Task description: Identify every line containing the word "gulv" and reproduce each one.

-- Start of Input --

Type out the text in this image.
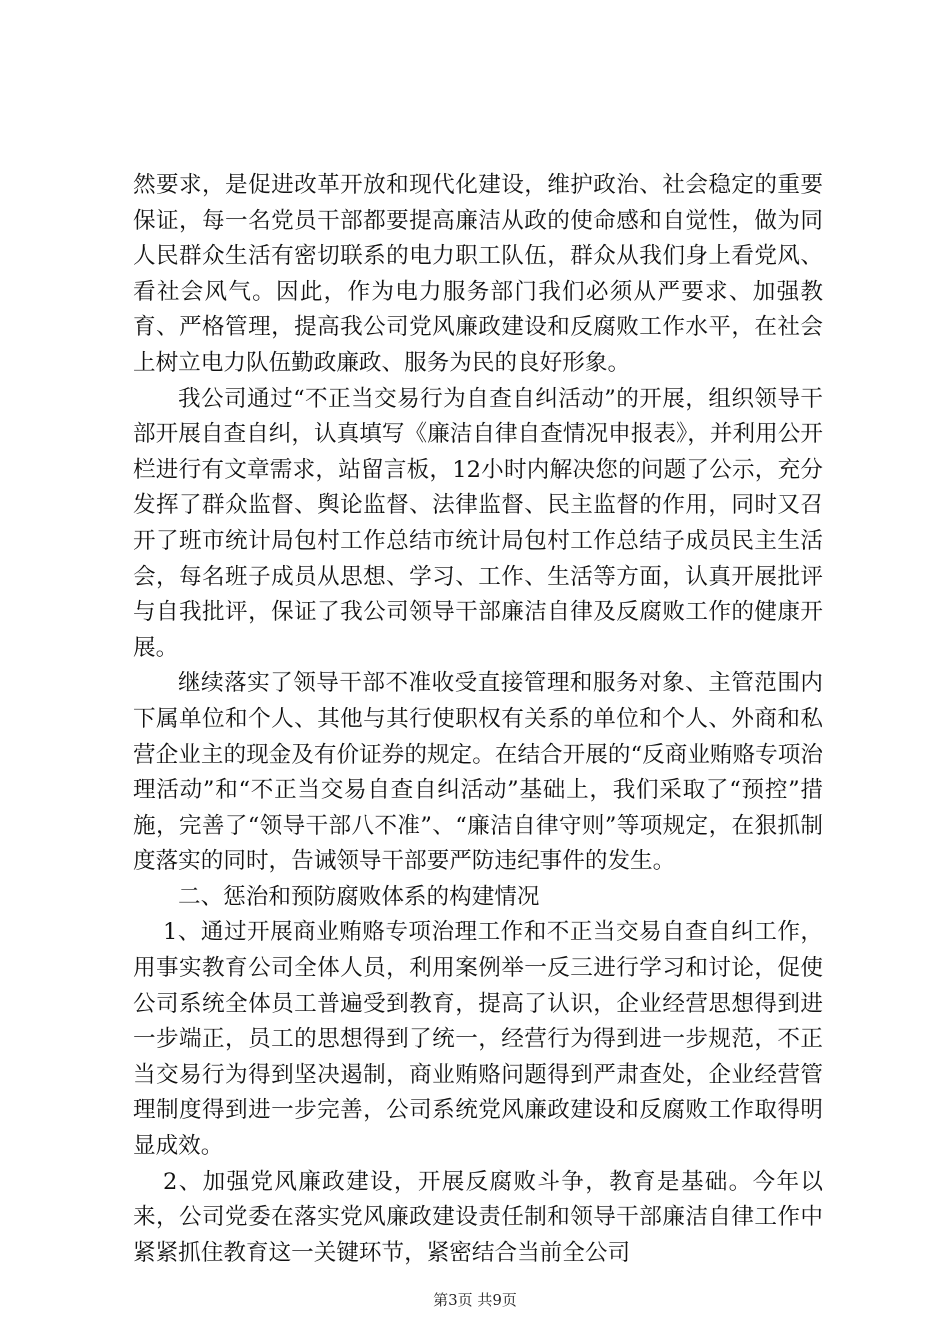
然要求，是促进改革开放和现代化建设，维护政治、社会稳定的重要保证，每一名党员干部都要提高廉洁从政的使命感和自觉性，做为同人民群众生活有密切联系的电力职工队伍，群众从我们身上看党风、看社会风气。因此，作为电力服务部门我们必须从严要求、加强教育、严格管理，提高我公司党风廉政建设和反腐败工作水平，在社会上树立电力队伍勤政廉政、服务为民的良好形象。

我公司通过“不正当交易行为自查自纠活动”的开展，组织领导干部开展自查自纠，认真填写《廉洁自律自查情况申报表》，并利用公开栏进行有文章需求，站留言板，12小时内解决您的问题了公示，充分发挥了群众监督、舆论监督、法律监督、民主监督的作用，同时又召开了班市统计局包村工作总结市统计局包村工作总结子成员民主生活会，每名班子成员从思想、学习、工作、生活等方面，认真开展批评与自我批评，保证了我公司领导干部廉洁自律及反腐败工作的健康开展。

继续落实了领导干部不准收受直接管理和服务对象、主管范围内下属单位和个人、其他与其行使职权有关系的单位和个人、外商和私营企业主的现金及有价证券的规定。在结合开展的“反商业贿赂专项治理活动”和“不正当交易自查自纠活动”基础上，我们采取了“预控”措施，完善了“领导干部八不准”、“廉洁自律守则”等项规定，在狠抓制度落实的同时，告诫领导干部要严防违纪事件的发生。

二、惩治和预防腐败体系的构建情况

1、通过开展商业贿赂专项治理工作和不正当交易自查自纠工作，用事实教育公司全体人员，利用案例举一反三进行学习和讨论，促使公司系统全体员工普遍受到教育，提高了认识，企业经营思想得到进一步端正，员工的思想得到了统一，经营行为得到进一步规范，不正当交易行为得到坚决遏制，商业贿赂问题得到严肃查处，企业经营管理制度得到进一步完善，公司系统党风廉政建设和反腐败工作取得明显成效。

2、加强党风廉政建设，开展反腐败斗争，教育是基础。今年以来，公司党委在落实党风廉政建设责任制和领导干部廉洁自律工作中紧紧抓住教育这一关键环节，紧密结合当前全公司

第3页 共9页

-- End of Input --
-- Start of Input --

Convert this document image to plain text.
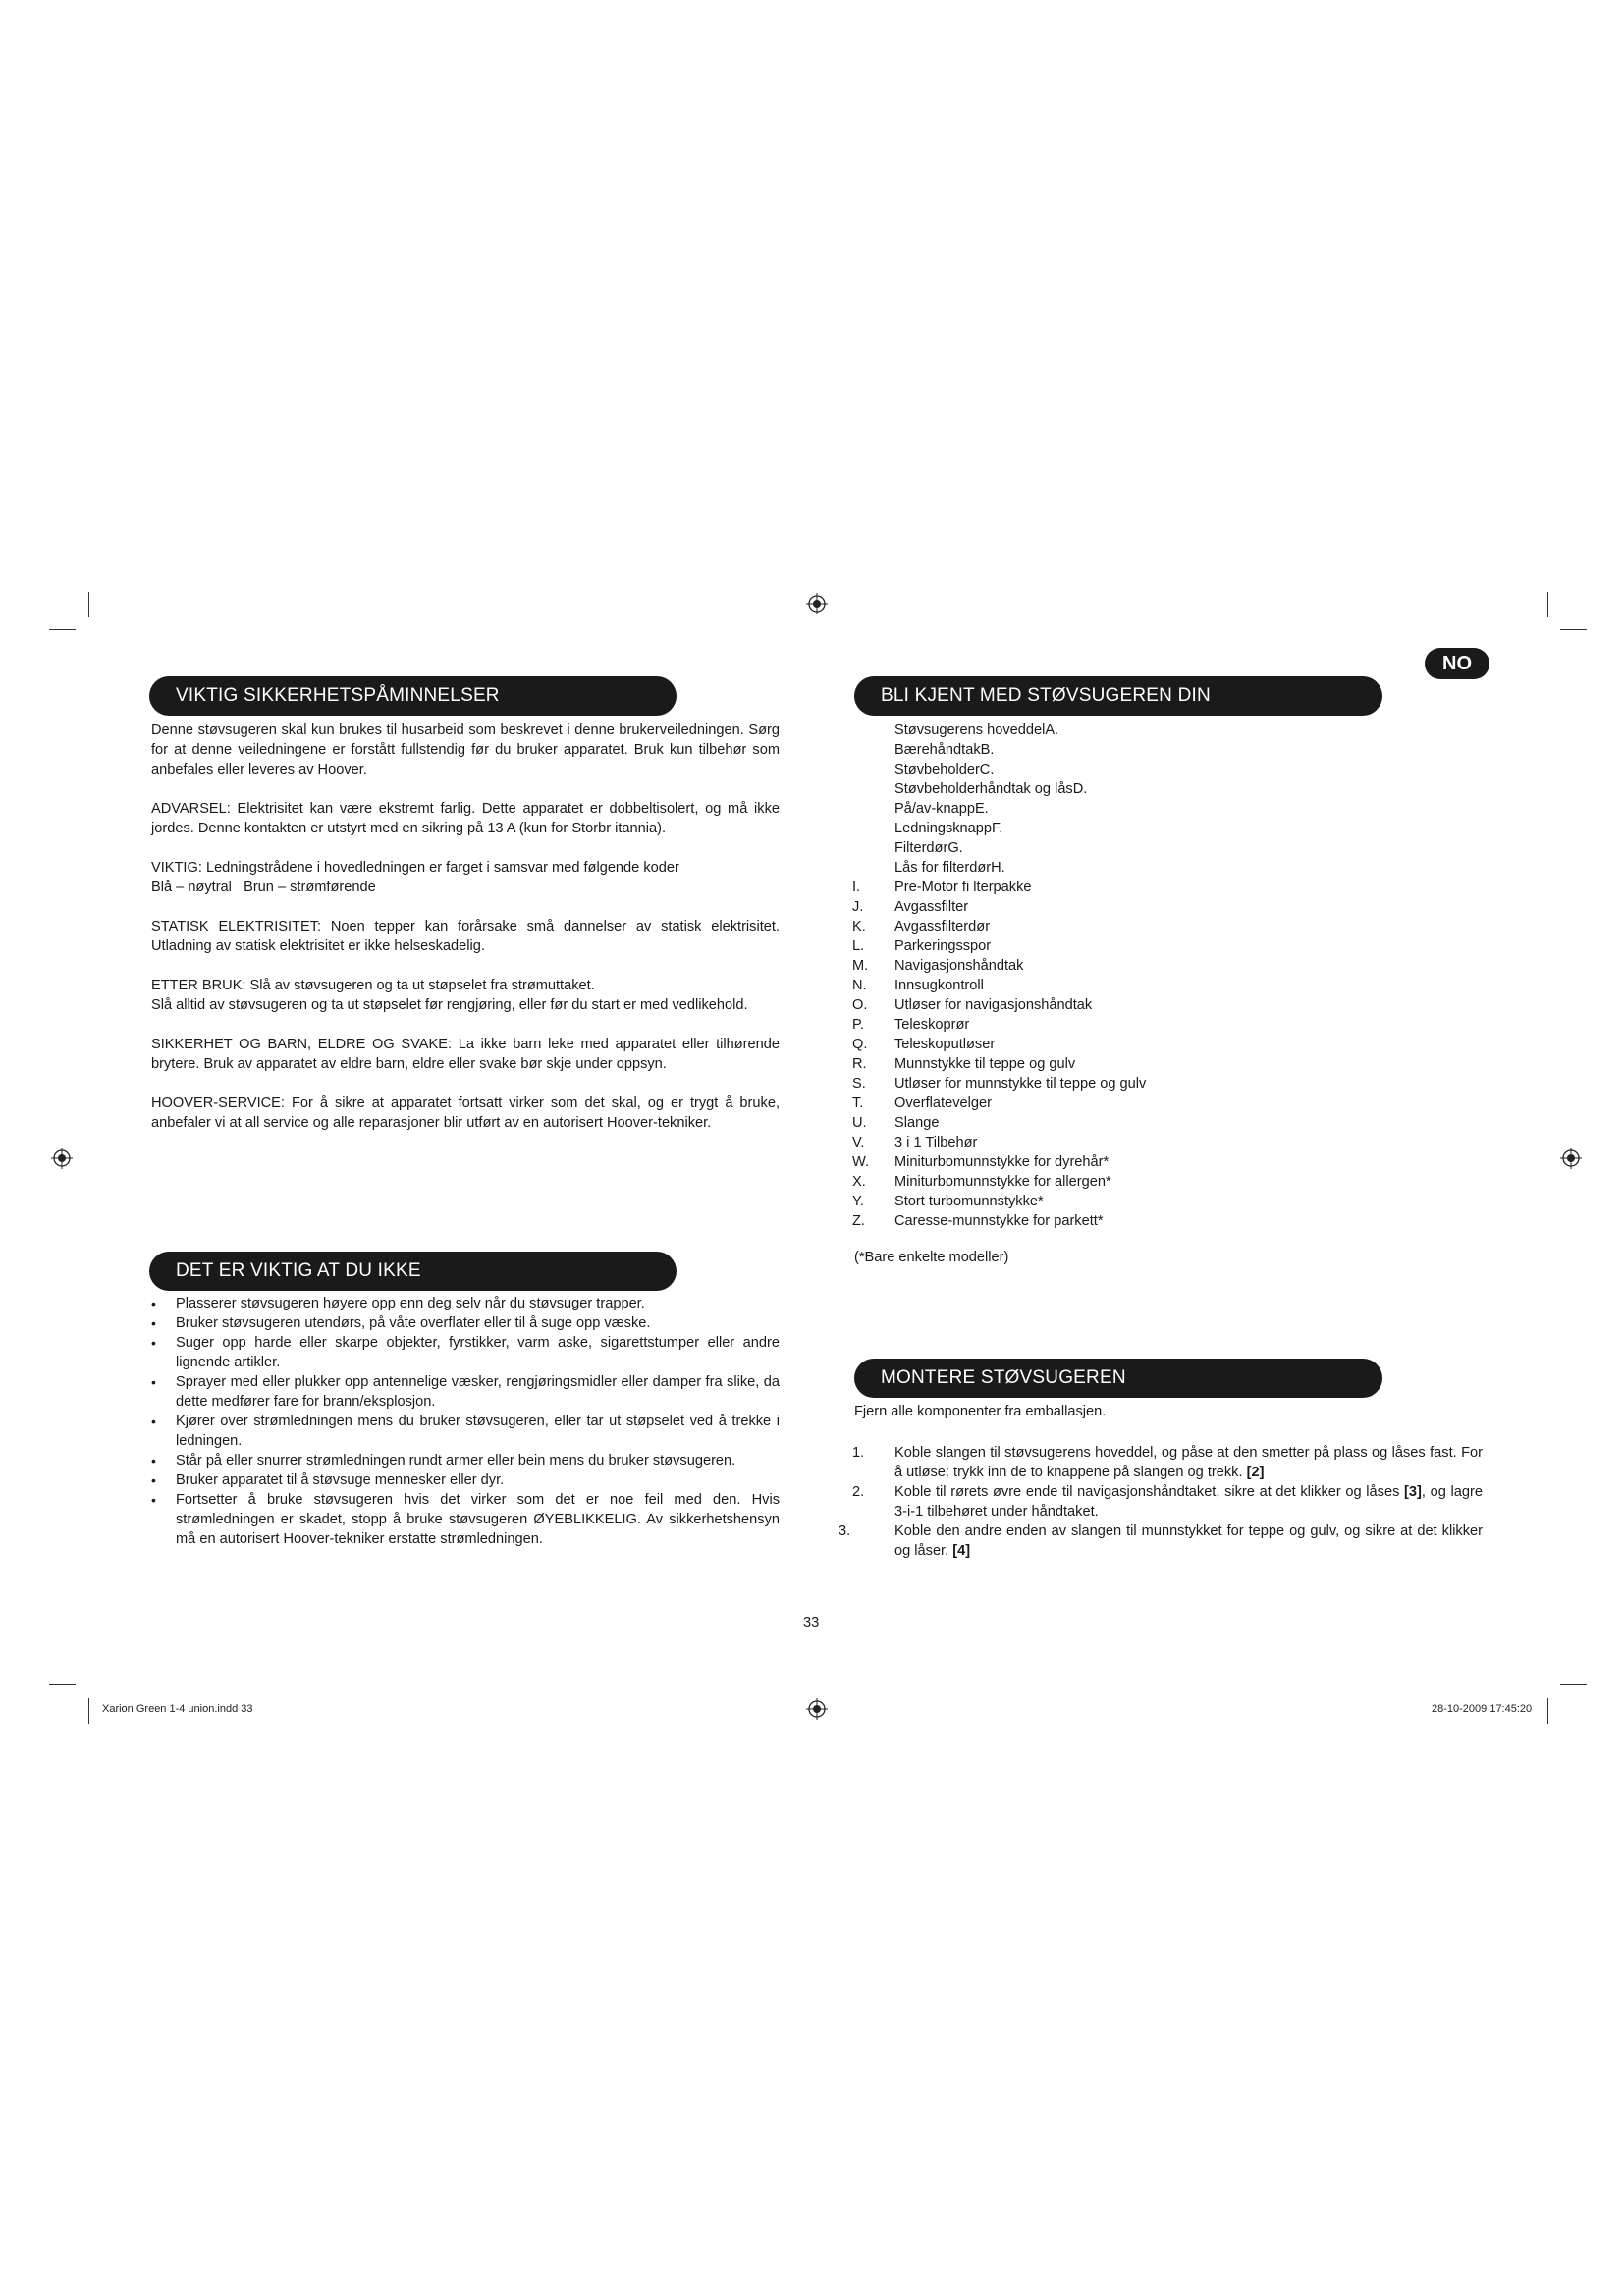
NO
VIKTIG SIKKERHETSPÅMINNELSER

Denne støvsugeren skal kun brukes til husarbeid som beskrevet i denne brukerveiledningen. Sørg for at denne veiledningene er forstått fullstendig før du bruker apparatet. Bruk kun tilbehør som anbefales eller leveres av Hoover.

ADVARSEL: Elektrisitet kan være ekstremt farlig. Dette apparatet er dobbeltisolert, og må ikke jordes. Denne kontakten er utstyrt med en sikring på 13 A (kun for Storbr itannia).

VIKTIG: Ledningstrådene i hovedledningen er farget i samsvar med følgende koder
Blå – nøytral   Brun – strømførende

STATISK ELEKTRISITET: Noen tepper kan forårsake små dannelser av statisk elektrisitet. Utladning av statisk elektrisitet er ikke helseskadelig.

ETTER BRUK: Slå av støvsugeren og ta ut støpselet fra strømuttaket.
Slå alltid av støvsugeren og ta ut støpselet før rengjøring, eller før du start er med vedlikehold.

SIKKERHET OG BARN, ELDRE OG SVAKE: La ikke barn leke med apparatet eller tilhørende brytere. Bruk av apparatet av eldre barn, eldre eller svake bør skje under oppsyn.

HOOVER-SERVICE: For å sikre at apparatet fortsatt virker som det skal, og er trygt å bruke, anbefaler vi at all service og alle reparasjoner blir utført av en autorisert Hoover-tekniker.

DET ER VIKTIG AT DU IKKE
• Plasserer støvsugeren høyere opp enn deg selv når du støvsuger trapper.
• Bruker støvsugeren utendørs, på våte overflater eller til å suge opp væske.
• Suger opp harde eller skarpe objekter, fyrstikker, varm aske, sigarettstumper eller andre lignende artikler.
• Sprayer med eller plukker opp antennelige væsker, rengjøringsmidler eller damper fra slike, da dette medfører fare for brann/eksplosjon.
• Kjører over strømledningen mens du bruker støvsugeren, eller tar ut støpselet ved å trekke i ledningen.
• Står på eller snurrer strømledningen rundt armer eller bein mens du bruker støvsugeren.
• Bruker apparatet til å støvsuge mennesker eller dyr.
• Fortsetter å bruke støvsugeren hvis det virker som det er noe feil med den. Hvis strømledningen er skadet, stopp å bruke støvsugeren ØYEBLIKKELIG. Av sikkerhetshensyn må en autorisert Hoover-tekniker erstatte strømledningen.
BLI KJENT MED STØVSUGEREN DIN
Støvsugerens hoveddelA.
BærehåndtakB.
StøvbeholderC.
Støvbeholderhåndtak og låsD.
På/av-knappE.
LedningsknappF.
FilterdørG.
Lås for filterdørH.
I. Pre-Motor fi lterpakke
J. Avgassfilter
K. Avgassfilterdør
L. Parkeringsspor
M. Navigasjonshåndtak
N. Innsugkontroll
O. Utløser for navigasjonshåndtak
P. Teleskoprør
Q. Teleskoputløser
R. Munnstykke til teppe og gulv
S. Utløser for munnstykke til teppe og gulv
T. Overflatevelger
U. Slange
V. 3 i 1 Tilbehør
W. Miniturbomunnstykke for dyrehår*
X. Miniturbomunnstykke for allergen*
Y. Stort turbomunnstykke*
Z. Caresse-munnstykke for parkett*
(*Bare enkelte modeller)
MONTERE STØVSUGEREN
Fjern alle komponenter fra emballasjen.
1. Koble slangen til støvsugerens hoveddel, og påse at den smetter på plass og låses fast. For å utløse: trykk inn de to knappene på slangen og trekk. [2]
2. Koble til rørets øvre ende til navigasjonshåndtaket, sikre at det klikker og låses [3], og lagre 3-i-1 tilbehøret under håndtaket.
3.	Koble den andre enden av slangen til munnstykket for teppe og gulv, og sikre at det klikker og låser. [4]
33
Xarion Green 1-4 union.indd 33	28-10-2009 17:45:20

-- End of Input --
-- Start of Input --

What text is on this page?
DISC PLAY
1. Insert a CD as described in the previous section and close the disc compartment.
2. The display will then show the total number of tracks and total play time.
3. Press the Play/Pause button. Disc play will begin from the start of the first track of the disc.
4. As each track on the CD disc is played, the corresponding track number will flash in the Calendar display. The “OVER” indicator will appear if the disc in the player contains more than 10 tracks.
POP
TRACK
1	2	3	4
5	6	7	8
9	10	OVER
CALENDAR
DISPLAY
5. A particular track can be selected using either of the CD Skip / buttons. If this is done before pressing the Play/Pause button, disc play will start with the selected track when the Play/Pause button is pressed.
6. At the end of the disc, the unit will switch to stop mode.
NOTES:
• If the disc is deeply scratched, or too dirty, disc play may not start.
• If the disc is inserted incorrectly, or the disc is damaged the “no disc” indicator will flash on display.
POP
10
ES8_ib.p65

-- End of Input --

Task answer:
R. Munnstykke til teppe og gulv
S. Utløser for munnstykke til teppe og gulv
3.	Koble den andre enden av slangen til munnstykket for teppe og gulv, og sikre at det klikker og låser. [4]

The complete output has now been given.